§ Requirement
Which lines hold the word "this"? Copy each one.
---------- Provided data
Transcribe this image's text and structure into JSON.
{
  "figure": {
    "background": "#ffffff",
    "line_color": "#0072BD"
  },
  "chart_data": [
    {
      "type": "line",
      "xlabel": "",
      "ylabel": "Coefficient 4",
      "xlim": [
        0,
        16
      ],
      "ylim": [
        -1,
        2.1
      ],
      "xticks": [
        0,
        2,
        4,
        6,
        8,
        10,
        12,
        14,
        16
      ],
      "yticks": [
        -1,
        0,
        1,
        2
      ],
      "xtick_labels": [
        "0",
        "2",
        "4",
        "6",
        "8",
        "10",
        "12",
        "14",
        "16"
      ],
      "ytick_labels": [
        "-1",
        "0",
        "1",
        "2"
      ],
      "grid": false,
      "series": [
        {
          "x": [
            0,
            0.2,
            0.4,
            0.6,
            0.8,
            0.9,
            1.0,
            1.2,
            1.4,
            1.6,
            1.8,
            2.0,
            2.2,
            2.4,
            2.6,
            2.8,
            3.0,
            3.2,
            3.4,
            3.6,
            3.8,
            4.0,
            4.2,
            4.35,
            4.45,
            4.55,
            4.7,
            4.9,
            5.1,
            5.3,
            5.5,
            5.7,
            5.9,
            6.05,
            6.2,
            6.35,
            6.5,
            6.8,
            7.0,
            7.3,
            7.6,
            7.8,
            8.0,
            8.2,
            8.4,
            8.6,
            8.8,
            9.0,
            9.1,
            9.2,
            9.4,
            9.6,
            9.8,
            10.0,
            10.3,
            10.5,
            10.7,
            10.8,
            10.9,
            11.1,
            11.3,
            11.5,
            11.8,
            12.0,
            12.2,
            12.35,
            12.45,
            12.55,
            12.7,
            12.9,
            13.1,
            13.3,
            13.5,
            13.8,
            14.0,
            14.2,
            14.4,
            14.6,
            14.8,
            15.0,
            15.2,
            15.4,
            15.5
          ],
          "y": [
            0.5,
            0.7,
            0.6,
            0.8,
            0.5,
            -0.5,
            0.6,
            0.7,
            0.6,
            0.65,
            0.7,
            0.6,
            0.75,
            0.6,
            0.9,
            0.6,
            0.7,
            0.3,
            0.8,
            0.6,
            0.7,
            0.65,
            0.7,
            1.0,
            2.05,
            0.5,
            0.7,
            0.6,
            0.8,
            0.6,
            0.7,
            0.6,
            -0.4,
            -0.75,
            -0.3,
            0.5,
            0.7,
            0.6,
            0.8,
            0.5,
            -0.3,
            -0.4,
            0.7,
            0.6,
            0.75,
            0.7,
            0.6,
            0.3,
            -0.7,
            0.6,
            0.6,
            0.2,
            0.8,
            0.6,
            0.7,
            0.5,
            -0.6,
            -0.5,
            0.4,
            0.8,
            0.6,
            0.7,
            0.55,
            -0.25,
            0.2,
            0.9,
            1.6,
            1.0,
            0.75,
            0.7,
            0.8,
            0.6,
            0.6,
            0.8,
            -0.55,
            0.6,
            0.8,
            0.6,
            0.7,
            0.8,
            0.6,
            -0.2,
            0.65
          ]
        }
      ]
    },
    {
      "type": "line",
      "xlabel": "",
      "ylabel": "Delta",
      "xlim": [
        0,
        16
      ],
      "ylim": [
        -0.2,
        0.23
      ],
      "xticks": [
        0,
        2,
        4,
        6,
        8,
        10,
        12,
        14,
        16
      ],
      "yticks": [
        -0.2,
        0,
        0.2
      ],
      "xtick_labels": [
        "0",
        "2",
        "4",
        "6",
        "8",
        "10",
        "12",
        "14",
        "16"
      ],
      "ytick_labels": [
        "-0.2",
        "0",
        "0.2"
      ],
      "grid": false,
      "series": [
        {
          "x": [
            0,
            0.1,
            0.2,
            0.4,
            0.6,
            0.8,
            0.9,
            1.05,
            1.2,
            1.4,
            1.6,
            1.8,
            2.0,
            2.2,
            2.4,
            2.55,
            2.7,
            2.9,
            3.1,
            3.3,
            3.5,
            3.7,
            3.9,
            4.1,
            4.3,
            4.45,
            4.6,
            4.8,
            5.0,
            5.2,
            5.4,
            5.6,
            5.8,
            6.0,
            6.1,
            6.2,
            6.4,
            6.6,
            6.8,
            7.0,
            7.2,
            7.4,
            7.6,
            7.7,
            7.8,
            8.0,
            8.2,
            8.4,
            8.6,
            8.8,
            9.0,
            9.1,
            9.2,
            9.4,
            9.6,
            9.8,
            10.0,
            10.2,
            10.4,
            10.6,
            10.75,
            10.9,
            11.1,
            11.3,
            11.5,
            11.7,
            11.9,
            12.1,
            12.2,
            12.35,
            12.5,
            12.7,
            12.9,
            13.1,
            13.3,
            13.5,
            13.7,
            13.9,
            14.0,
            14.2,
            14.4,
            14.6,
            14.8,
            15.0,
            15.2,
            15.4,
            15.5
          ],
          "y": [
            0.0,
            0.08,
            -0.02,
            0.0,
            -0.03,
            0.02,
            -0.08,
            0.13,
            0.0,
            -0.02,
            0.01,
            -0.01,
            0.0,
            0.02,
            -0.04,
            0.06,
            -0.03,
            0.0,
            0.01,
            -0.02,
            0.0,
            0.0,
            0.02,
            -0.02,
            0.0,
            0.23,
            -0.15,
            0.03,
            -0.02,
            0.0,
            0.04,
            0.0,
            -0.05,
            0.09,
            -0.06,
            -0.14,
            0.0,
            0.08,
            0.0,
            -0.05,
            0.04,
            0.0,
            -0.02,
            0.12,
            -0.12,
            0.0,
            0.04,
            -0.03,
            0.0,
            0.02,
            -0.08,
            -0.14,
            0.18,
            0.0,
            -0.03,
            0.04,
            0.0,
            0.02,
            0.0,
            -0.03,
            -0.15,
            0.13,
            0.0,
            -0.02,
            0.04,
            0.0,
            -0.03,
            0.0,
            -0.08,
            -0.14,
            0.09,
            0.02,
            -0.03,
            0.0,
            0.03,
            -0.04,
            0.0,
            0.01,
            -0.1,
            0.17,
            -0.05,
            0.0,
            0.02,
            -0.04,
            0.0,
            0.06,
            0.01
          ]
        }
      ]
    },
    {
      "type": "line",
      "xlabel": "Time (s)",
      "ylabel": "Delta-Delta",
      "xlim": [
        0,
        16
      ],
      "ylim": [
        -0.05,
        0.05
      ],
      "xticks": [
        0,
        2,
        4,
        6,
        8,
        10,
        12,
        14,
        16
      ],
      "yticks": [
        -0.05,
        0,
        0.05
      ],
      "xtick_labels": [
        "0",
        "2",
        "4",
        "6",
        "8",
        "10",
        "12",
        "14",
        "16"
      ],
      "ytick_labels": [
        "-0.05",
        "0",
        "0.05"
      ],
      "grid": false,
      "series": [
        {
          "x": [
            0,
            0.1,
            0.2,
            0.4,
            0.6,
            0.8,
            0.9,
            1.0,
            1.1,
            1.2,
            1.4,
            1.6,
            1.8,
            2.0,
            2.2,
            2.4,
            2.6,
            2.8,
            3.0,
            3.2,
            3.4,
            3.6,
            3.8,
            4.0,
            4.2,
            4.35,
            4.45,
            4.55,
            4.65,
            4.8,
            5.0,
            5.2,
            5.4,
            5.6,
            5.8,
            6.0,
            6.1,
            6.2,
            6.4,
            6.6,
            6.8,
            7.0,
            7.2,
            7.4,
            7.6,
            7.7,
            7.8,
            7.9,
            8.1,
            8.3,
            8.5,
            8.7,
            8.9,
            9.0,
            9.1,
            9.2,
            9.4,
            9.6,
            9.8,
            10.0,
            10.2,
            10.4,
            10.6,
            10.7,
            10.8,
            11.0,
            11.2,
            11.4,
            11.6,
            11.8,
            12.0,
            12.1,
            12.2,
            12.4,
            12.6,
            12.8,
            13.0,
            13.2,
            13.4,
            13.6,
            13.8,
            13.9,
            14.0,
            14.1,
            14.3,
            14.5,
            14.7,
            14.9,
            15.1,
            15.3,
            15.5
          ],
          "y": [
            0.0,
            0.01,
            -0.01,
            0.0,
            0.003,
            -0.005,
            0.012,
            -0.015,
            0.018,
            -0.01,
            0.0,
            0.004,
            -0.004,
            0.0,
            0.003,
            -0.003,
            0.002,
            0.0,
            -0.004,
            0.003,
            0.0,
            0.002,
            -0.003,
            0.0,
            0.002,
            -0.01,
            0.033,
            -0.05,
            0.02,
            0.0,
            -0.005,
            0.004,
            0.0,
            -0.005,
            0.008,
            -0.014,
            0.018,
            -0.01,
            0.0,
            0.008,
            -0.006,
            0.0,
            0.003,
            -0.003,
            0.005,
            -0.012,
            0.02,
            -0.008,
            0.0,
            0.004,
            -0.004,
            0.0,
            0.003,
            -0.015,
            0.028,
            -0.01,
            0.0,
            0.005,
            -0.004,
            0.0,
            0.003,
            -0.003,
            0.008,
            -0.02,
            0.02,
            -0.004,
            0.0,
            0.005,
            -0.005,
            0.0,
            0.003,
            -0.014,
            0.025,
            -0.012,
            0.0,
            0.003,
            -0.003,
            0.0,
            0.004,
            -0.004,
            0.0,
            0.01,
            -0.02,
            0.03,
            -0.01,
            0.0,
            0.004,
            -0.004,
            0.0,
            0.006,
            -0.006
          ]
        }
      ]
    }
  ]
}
--------------------
---------- Provided data
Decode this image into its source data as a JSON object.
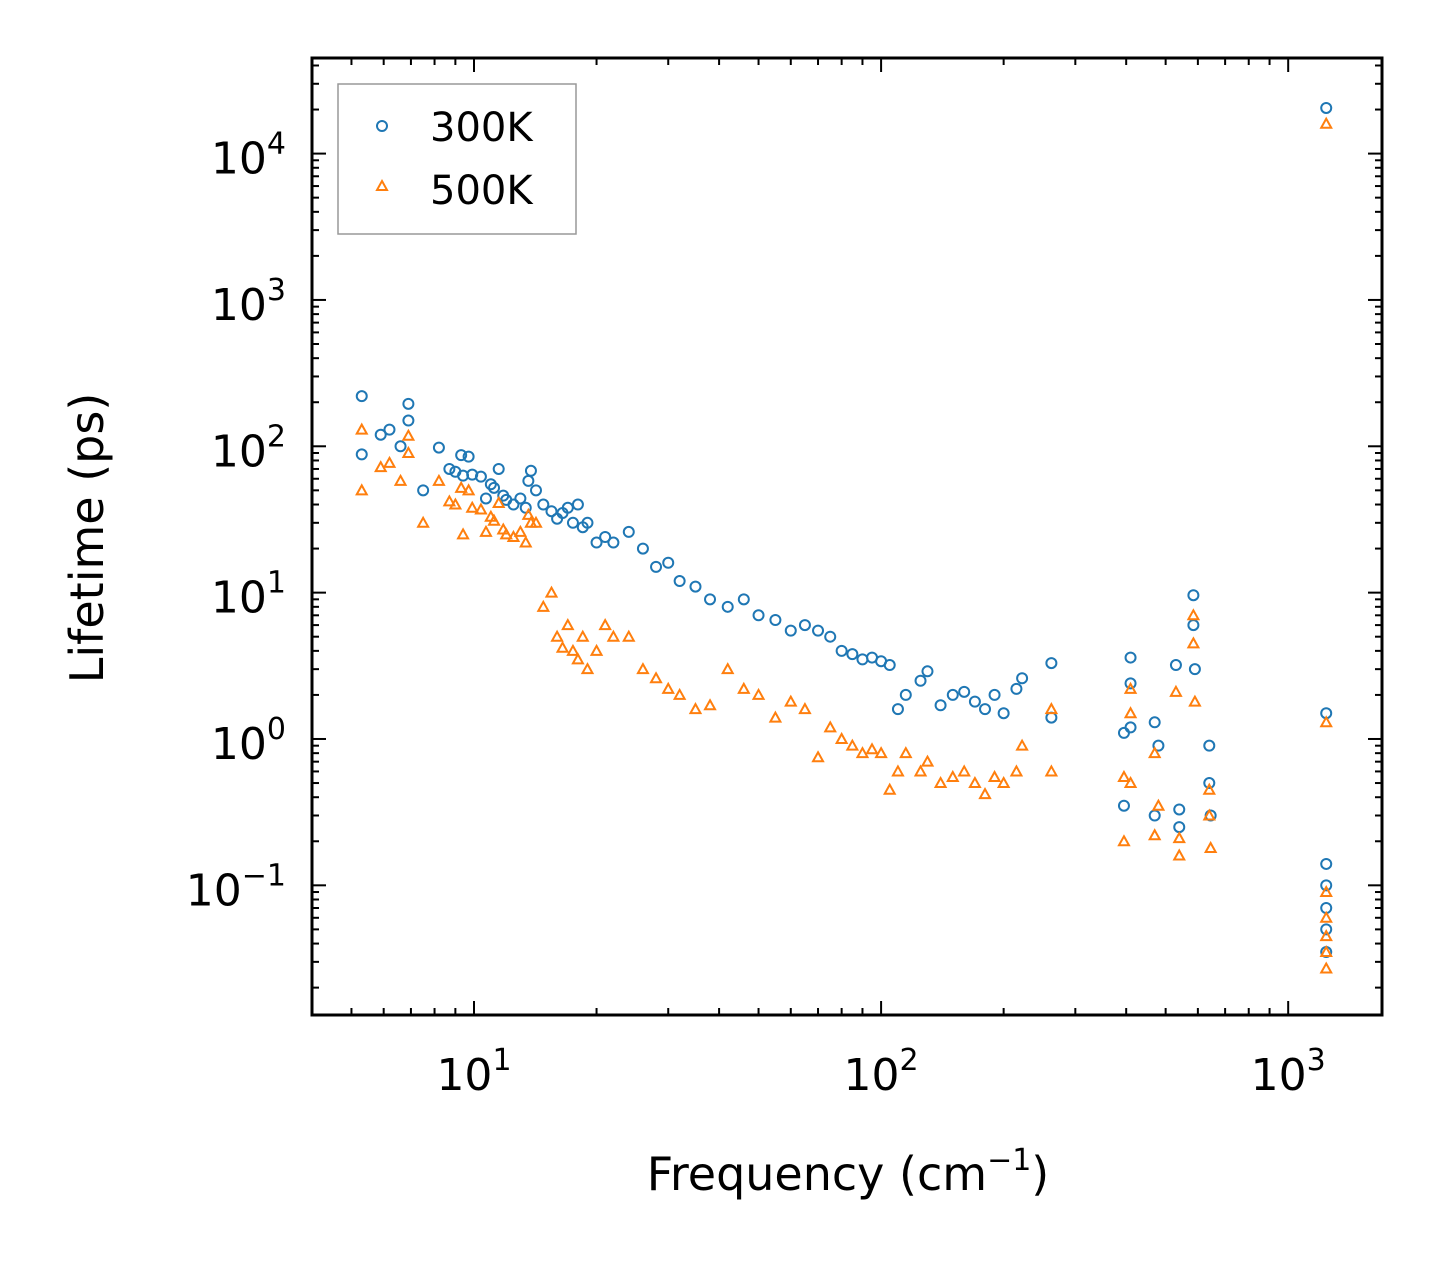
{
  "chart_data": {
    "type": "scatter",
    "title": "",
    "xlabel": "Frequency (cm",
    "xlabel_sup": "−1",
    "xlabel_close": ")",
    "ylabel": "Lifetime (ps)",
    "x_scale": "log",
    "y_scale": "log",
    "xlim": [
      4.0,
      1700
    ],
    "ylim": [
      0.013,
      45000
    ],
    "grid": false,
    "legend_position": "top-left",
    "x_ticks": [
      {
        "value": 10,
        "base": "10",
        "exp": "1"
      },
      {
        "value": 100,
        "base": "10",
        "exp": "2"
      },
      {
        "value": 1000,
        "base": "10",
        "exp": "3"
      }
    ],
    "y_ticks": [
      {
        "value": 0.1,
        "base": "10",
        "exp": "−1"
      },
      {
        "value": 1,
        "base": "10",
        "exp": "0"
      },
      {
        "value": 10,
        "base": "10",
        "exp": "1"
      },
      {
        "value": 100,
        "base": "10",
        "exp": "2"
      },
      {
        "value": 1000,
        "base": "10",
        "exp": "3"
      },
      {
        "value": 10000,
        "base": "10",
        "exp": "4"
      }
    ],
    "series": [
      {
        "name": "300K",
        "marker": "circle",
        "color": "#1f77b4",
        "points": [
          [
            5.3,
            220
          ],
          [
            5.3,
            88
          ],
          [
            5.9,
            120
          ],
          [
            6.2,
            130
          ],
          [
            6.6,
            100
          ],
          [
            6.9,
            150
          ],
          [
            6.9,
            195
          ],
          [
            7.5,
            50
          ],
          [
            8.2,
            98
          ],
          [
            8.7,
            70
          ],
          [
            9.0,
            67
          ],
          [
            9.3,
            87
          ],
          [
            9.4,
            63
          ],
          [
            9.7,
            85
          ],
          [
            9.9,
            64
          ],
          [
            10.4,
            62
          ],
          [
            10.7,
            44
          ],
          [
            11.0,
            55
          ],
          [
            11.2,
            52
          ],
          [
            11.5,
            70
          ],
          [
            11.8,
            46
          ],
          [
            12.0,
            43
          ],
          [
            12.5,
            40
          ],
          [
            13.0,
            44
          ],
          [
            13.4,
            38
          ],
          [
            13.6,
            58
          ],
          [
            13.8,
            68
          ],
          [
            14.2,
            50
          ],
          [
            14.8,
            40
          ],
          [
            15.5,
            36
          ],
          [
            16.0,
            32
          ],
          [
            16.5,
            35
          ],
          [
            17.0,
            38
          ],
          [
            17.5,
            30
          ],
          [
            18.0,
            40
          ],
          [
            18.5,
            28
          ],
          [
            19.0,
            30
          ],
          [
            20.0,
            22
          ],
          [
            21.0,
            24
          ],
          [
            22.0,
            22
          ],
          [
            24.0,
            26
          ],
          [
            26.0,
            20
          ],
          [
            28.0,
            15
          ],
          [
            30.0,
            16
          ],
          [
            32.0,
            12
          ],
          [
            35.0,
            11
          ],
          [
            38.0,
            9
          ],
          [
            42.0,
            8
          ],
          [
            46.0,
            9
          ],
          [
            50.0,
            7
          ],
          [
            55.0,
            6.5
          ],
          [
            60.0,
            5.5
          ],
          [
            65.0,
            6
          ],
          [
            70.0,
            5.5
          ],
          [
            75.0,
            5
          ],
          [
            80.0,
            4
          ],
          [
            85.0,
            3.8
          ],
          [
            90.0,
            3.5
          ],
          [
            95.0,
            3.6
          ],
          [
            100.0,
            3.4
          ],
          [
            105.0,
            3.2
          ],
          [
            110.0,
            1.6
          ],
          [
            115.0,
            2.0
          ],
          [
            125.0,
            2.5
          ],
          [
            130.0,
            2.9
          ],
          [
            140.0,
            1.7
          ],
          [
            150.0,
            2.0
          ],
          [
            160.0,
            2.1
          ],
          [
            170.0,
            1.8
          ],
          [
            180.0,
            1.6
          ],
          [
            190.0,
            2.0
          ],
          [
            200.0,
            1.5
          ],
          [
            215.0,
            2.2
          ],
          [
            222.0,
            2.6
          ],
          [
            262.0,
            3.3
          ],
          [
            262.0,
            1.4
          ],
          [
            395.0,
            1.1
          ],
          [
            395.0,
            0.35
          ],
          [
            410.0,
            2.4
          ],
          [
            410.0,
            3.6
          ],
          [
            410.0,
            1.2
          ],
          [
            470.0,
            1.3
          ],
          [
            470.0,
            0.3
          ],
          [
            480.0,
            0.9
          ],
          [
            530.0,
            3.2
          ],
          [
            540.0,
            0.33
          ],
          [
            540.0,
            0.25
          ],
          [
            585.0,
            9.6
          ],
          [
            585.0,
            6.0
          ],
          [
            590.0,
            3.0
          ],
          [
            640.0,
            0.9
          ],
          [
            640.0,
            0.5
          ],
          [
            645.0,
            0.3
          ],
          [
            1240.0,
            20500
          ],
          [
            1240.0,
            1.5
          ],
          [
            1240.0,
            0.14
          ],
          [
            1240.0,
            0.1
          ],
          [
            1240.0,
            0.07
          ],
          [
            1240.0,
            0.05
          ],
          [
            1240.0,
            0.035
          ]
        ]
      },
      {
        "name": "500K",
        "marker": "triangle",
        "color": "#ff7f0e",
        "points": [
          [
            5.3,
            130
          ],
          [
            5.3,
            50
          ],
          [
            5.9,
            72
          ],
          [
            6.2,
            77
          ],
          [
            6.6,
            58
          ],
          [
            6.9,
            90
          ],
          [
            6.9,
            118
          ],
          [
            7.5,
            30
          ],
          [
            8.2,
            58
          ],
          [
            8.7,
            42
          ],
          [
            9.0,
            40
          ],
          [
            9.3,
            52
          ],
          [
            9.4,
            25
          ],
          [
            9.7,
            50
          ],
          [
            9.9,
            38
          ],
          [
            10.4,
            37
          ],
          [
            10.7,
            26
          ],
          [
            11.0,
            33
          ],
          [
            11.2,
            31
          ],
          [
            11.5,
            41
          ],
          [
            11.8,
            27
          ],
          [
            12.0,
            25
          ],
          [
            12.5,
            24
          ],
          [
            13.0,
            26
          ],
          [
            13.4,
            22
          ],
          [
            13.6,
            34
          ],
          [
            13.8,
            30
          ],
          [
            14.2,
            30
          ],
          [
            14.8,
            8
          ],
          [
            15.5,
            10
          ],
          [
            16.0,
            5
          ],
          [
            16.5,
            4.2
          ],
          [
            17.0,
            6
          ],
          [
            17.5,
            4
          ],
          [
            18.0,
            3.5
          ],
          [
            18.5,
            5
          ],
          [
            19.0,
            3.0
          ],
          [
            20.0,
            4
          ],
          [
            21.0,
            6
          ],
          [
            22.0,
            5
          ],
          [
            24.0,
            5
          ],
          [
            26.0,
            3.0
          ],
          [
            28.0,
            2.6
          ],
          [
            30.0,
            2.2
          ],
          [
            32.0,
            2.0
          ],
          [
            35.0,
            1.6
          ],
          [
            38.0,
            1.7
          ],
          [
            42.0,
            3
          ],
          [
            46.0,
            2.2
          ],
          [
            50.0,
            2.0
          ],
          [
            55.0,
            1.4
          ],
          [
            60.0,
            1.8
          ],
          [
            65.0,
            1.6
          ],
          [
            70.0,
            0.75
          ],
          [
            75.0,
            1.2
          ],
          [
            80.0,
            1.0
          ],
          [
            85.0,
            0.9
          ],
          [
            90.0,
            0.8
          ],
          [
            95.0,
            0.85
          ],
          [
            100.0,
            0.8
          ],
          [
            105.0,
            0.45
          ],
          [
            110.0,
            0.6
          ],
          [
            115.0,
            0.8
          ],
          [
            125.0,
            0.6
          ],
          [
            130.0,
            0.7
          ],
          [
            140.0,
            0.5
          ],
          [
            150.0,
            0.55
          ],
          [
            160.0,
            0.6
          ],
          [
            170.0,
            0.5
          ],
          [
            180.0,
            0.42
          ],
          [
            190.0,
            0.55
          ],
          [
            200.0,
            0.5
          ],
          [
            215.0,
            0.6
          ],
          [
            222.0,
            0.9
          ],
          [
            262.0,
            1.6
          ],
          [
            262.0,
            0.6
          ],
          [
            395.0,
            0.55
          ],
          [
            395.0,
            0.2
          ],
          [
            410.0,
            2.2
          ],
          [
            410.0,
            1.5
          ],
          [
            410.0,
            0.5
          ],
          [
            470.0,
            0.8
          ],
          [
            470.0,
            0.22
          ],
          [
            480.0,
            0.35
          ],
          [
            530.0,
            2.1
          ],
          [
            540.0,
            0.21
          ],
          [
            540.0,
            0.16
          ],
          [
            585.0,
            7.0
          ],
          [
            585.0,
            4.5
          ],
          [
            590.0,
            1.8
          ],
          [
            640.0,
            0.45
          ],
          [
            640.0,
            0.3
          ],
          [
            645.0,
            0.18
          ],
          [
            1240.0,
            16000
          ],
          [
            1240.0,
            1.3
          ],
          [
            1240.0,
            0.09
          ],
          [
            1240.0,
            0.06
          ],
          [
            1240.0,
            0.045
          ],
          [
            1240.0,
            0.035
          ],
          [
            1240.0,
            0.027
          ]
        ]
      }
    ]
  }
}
--------------------
§ Exercise result
Transcribe this image's text and structure into JSON.
Decode this image into its source data as a JSON object.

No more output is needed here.